We’ve decoded and visualized sniffer traces several different ways now, from using sigrok PulseView to Excel. But there’s one thing we haven’t done. Since all the logic we are working with is centered around the CGA, it would make sense to visualize events from the sniffer trace as if they were points on a virtual screen.

Turns out, this is fairly straightforward. Since we have captured VSYNC and HSYNC signals, we can write yet another Python program that emits an image (912 hdots / 3) pixels wide, by the total number of HSYNCs long. For each CPU clock rising edge, we can tick our ‘pixel clock’ forward, wrapping at the horizontal edge of the image.  We can detect certain events, and then at the bare minimum, emit pixels that mark and differentiate said events.

I’m not going to show all the code here; it’s long and this post is long enough as it is. It will be all available at a link at the bottom of this article, anyway. It produces an image something like the following.

The red dots represent rising edges of INTR, while yellow lines represent the full width of interrupts – the corresponding ISR actually starts at the end of each yellow line. This is a very useful visualization – if the ISR is say, polling the status register like ISR0 does, can you see the difference if we polled where the interrupt fired vs when we the ISR actually began? It makes the difference between detecting HBLANK or not.

From Emulator to Analyzer

Looking at the decoded output of our bus sniffer is cool and all, but it’s only particularly useful if we can somehow compare it to what our emulator is actually doing, and our emulator produces cycle logs in a custom text format.

But what if we added a new cycle log format that emitted signals that our logic analyzer needed – the 20 address lines, 3 bus status lines, 2 queue status lines, INTR, READY, VSYNC, HSYNC and Display Enable (DEN)?

        if let Some(video) = self.bus().video() {
            let (vs_b, hs_b, den_b, brd_b) = video.get_sync();
            vs = if vs_b { 1 } else { 0 };
            hs = if hs_b { 1 } else { 0 };
            den = if den_b { 1 } else { 0 };
            brd = if brd_b { 1 } else { 0 };
        }

        // Segment status bits are valid after ALE.
        if !self.i8288.ale {
            let seg_n = match self.bus_segment {
                Segment::ES => 0,
                Segment::SS => 1,
                Segment::CS | Segment::None => 2,
                Segment::DS => 3             
            };
            self.address_bus = (self.address_bus & 0b1100_1111_1111_1111_1111) | (seg_n << 16);
        }

        // "Time(s),addr,clk,ready,qs,s,clk0,intr,dr0,vs,hs"
        // sigrok import string:
        // t,x20,l,l,x2,x3,l,l,l,l,l,l
        self.trace_emit(&format!(
            "{},{:05X},1,{},{},{},{},{},{},{},{},{},{}",
            self.t_stamp,
            self.address_bus,
            if self.ready { 1 } else { 0 },
            q,
            s,
            0,
            if self.intr { 1 } else { 0 },
            if matches!(self.dma_state, DmaState::Dreq) { 1 } else { 0 },
            vs,
            hs,
            den,
            brd
        ));

It takes a bit of massaging, since our emulator didn’t really care about modelling physical pin states before. We have to write the status bits and the value of the data bus back to the address bus at the appropriate times. Here a nice convenience feature of PulseView comes in handy; it can interpret hexadecimal notation as packed signal lines; so we don’t need to decompose our address bus into 20 different fields. We simply need to give the format type ‘x20’ for our address column.

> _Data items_
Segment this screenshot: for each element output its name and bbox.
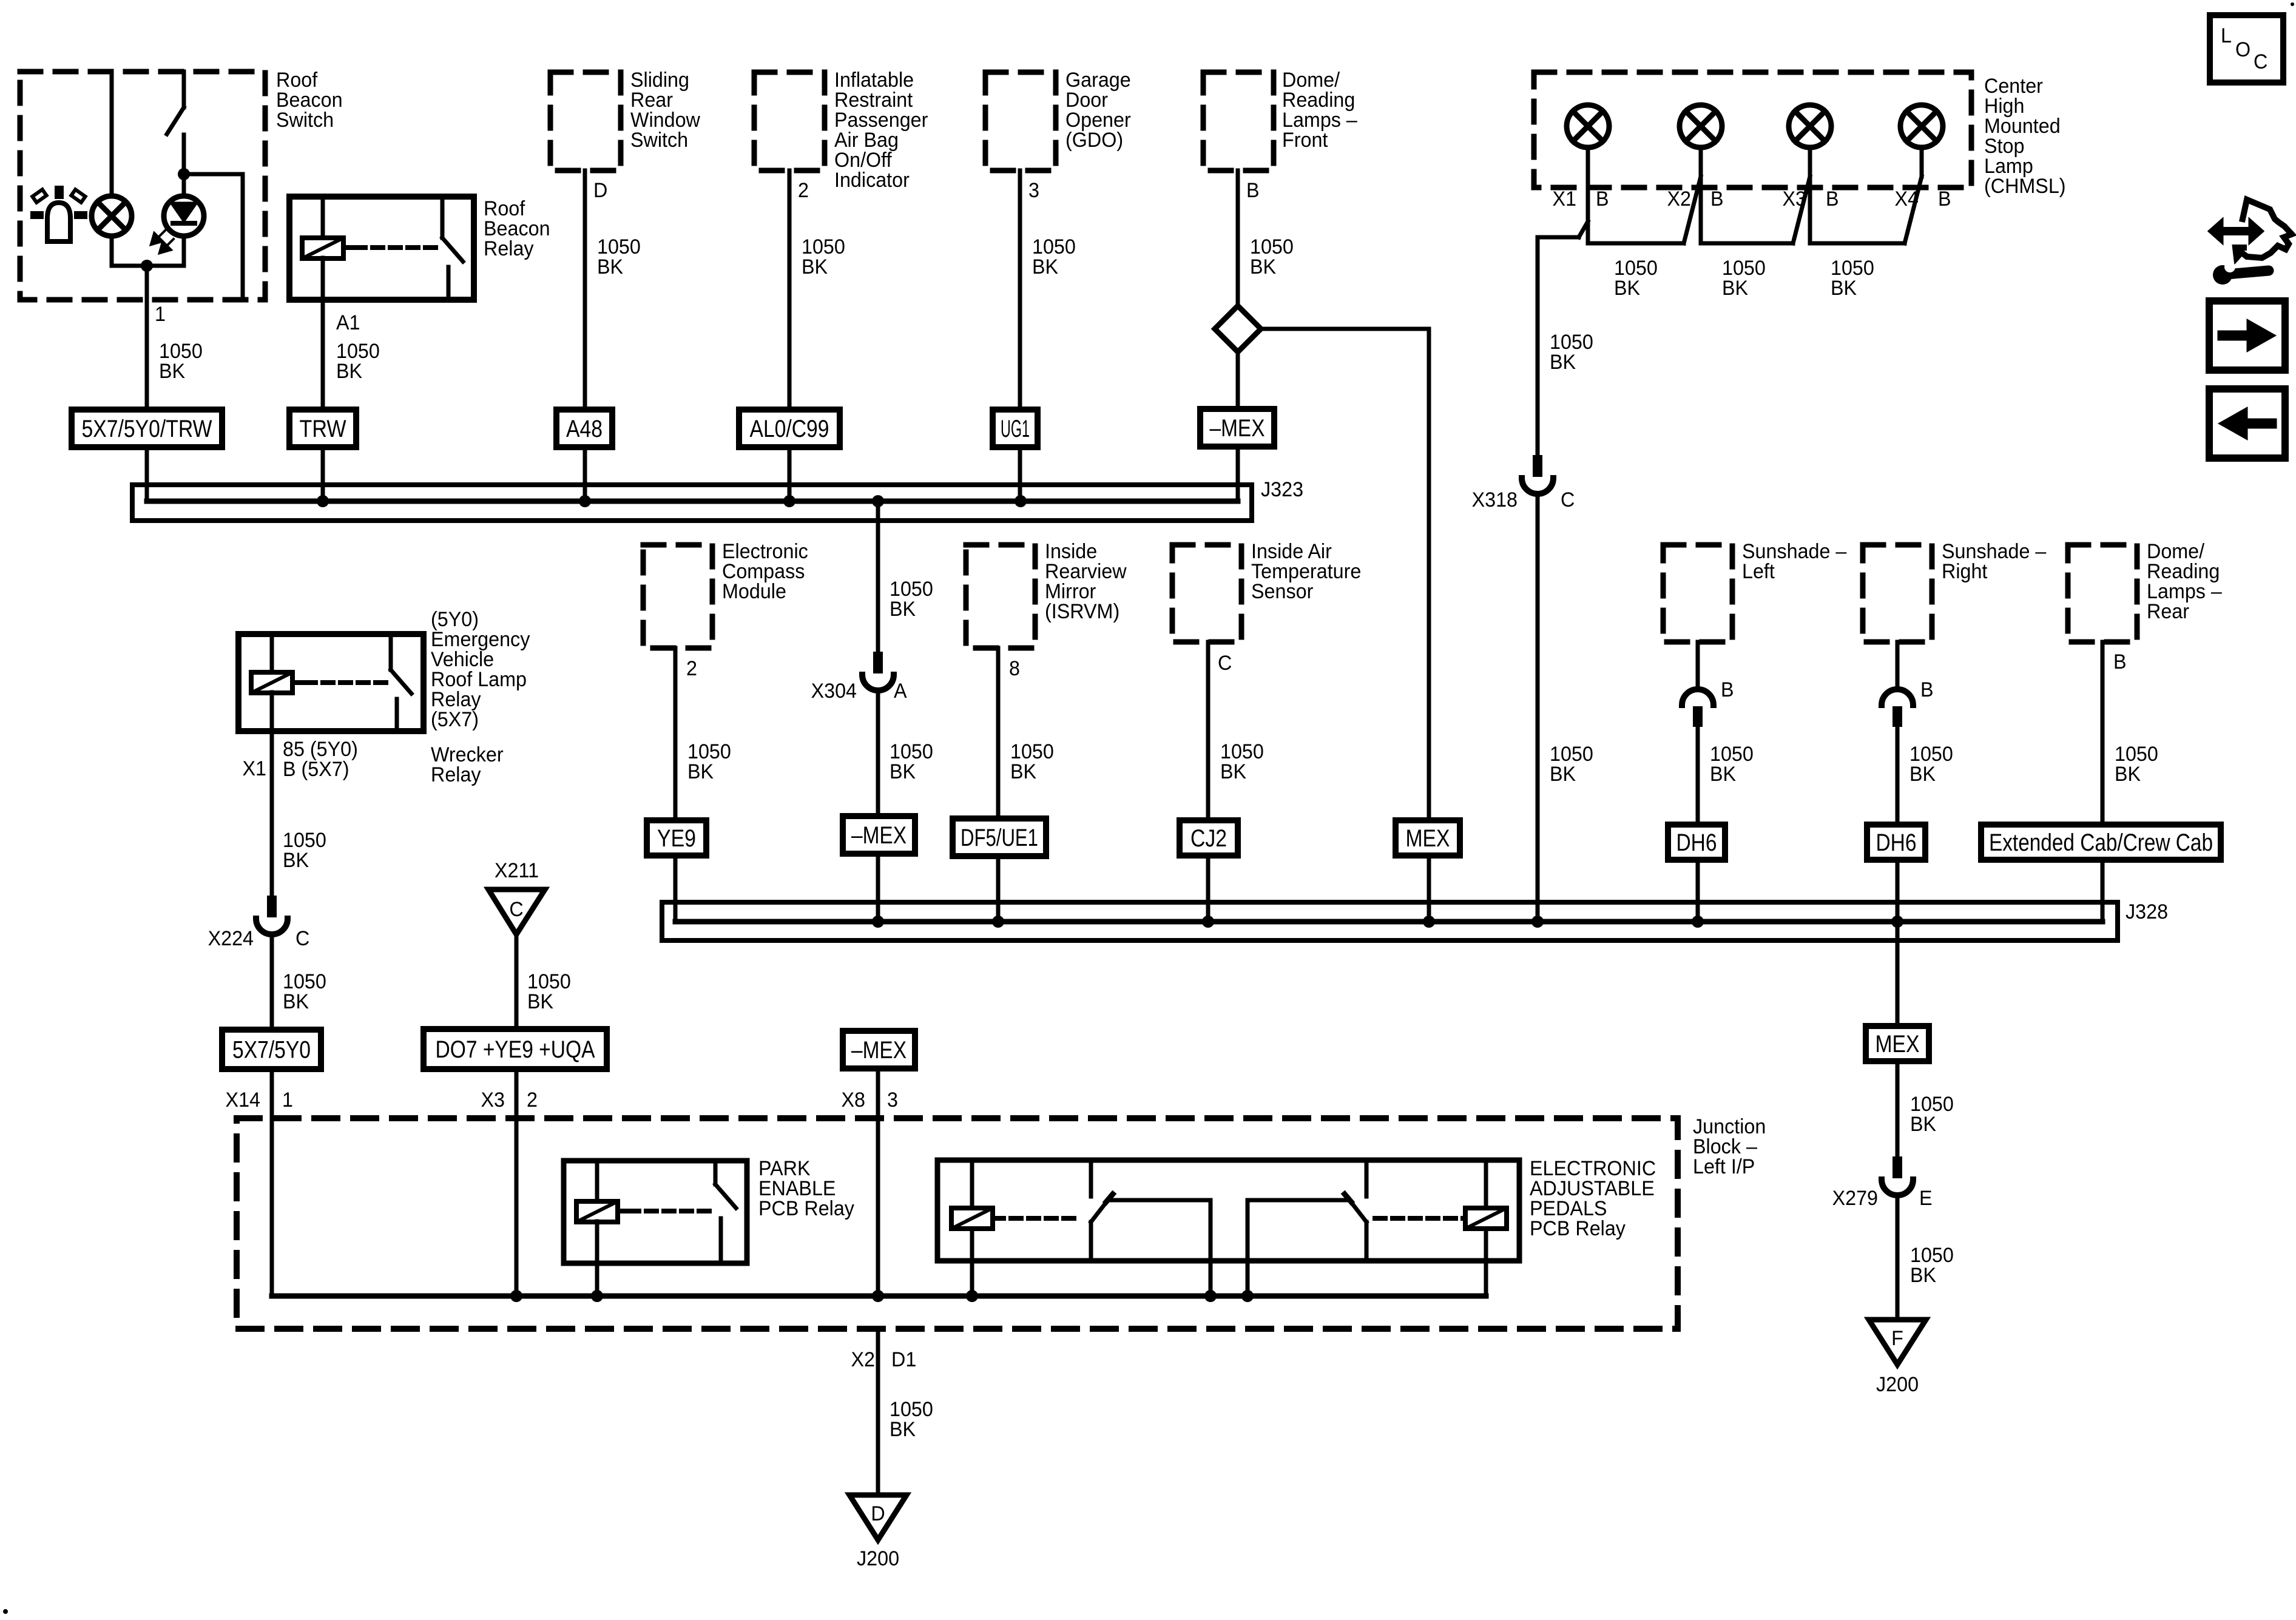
- svg-text:BK: BK: [802, 255, 828, 278]
- svg-text:(ISRVM): (ISRVM): [1045, 600, 1119, 623]
- svg-text:2: 2: [527, 1088, 538, 1112]
- svg-text:PCB Relay: PCB Relay: [1530, 1217, 1626, 1240]
- svg-text:X211: X211: [495, 859, 539, 882]
- svg-text:B: B: [1596, 187, 1609, 211]
- svg-text:–MEX: –MEX: [851, 1037, 907, 1064]
- svg-text:X1: X1: [1552, 187, 1576, 211]
- svg-text:X2: X2: [851, 1348, 875, 1371]
- svg-text:BK: BK: [890, 598, 916, 621]
- svg-text:Relay: Relay: [484, 237, 534, 260]
- svg-text:BK: BK: [890, 760, 916, 783]
- svg-text:(5X7): (5X7): [431, 708, 479, 731]
- svg-text:BK: BK: [336, 360, 362, 383]
- svg-text:BK: BK: [687, 760, 714, 783]
- svg-text:Right: Right: [1942, 560, 1987, 583]
- svg-text:YE9: YE9: [657, 825, 696, 852]
- svg-text:C: C: [295, 927, 309, 950]
- svg-text:BK: BK: [1722, 277, 1748, 300]
- svg-text:B: B: [1721, 678, 1734, 701]
- svg-text:–MEX: –MEX: [851, 822, 907, 849]
- svg-text:J328: J328: [2125, 900, 2168, 923]
- svg-text:D: D: [871, 1502, 885, 1525]
- svg-text:E: E: [1919, 1187, 1933, 1210]
- svg-text:J200: J200: [1876, 1373, 1919, 1396]
- svg-text:DH6: DH6: [1676, 829, 1717, 856]
- svg-text:X3: X3: [1782, 187, 1806, 211]
- svg-text:5X7/5Y0: 5X7/5Y0: [232, 1037, 311, 1064]
- svg-text:CJ2: CJ2: [1190, 825, 1227, 852]
- svg-text:1: 1: [282, 1088, 293, 1112]
- svg-text:BK: BK: [283, 990, 309, 1013]
- svg-text:BK: BK: [1831, 277, 1857, 300]
- svg-text:C: C: [1561, 488, 1575, 511]
- svg-text:BK: BK: [1910, 1113, 1936, 1136]
- svg-text:BK: BK: [597, 255, 623, 278]
- svg-text:(CHMSL): (CHMSL): [1984, 175, 2066, 198]
- svg-text:1: 1: [155, 303, 166, 326]
- svg-text:PCB Relay: PCB Relay: [758, 1197, 854, 1220]
- svg-text:X304: X304: [811, 680, 857, 703]
- svg-text:BK: BK: [890, 1418, 916, 1441]
- svg-text:Left: Left: [1742, 560, 1775, 583]
- svg-text:D1: D1: [891, 1348, 916, 1371]
- svg-text:UG1: UG1: [1001, 416, 1030, 442]
- svg-text:BK: BK: [1710, 763, 1736, 786]
- svg-text:BK: BK: [1550, 351, 1576, 374]
- svg-text:Left I/P: Left I/P: [1693, 1155, 1755, 1178]
- svg-text:B: B: [2113, 650, 2127, 673]
- svg-text:BK: BK: [1250, 255, 1276, 278]
- svg-text:–MEX: –MEX: [1210, 415, 1265, 442]
- svg-text:C: C: [2254, 50, 2267, 73]
- svg-text:DF5/UE1: DF5/UE1: [961, 825, 1038, 851]
- svg-text:X2: X2: [1667, 187, 1691, 211]
- svg-text:BK: BK: [2115, 763, 2141, 786]
- svg-text:MEX: MEX: [1876, 1031, 1920, 1058]
- svg-text:B: B: [1826, 187, 1839, 211]
- svg-text:F: F: [1891, 1327, 1903, 1350]
- svg-text:BK: BK: [1220, 760, 1246, 783]
- svg-text:BK: BK: [527, 990, 553, 1013]
- svg-text:BK: BK: [159, 360, 185, 383]
- svg-text:B: B: [1246, 179, 1260, 202]
- svg-text:BK: BK: [1550, 763, 1576, 786]
- svg-text:X14: X14: [226, 1088, 260, 1112]
- svg-text:X4: X4: [1894, 187, 1919, 211]
- svg-text:BK: BK: [1910, 1264, 1936, 1287]
- svg-text:X3: X3: [481, 1088, 505, 1112]
- svg-text:AL0/C99: AL0/C99: [750, 416, 829, 442]
- svg-text:A1: A1: [336, 311, 360, 334]
- svg-text:A: A: [894, 680, 907, 703]
- svg-text:Rear: Rear: [2147, 600, 2189, 623]
- svg-text:X8: X8: [841, 1088, 865, 1112]
- svg-text:Sensor: Sensor: [1251, 580, 1313, 603]
- svg-text:DO7 +YE9 +UQA: DO7 +YE9 +UQA: [436, 1036, 595, 1063]
- svg-text:Relay: Relay: [431, 763, 481, 786]
- svg-text:BK: BK: [1614, 277, 1640, 300]
- svg-text:BK: BK: [283, 849, 309, 872]
- svg-text:X224: X224: [208, 927, 254, 950]
- svg-text:X318: X318: [1472, 488, 1518, 511]
- svg-text:B: B: [1938, 187, 1951, 211]
- svg-text:2: 2: [798, 179, 809, 202]
- svg-text:J323: J323: [1261, 478, 1303, 501]
- svg-text:BK: BK: [1032, 255, 1058, 278]
- svg-text:2: 2: [686, 657, 697, 680]
- svg-text:Front: Front: [1282, 129, 1328, 152]
- svg-text:3: 3: [1028, 179, 1039, 202]
- svg-text:X279: X279: [1832, 1187, 1878, 1210]
- svg-text:Indicator: Indicator: [834, 169, 910, 192]
- svg-text:(GDO): (GDO): [1065, 129, 1123, 152]
- svg-text:C: C: [1218, 652, 1232, 675]
- svg-text:Switch: Switch: [630, 129, 688, 152]
- svg-text:Switch: Switch: [276, 109, 334, 132]
- svg-text:B: B: [1710, 187, 1724, 211]
- svg-text:J200: J200: [857, 1547, 899, 1570]
- svg-text:Module: Module: [722, 580, 786, 603]
- svg-text:DH6: DH6: [1876, 829, 1917, 856]
- svg-text:8: 8: [1009, 657, 1020, 680]
- svg-text:BK: BK: [1010, 760, 1036, 783]
- svg-text:B (5X7): B (5X7): [283, 758, 349, 781]
- svg-text:TRW: TRW: [300, 416, 346, 442]
- svg-text:D: D: [593, 179, 607, 202]
- svg-text:X1: X1: [242, 757, 266, 780]
- svg-text:BK: BK: [1909, 763, 1936, 786]
- svg-text:MEX: MEX: [1406, 825, 1450, 852]
- svg-text:Extended Cab/Crew Cab: Extended Cab/Crew Cab: [1989, 829, 2213, 856]
- svg-text:3: 3: [887, 1088, 898, 1112]
- svg-text:L: L: [2221, 24, 2232, 47]
- svg-text:C: C: [509, 898, 523, 921]
- svg-text:B: B: [1920, 678, 1934, 701]
- svg-text:A48: A48: [566, 416, 603, 442]
- svg-text:O: O: [2235, 38, 2250, 61]
- svg-text:5X7/5Y0/TRW: 5X7/5Y0/TRW: [82, 416, 212, 442]
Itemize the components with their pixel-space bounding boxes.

> _Objectives_
1. Please retype the passage about sniffer traces from "The red dots" up to and including "HBLANK or not.".
2. Answer from the passage about sniffer traces:
(a) What do the red dots in the image represent?
(b) How many pixels wide is the image the Python program emits?
(c) What format type is given for the address column?
Rely only on the passage about sniffer traces.

> _Solutions to the tasks_
1.
The red dots represent rising edges of INTR, while yellow lines represent the full width of interrupts – the corresponding ISR actually starts at the end of each yellow line. This is a very useful visualization – if the ISR is say, polling the status register like ISR0 does, can you see the difference if we polled where the interrupt fired vs when we the ISR actually began? It makes the difference between detecting HBLANK or not.

2.
(a) Rising edges of INTR.
(b) 912 hdots / 3 pixels wide.
(c) 'x20'.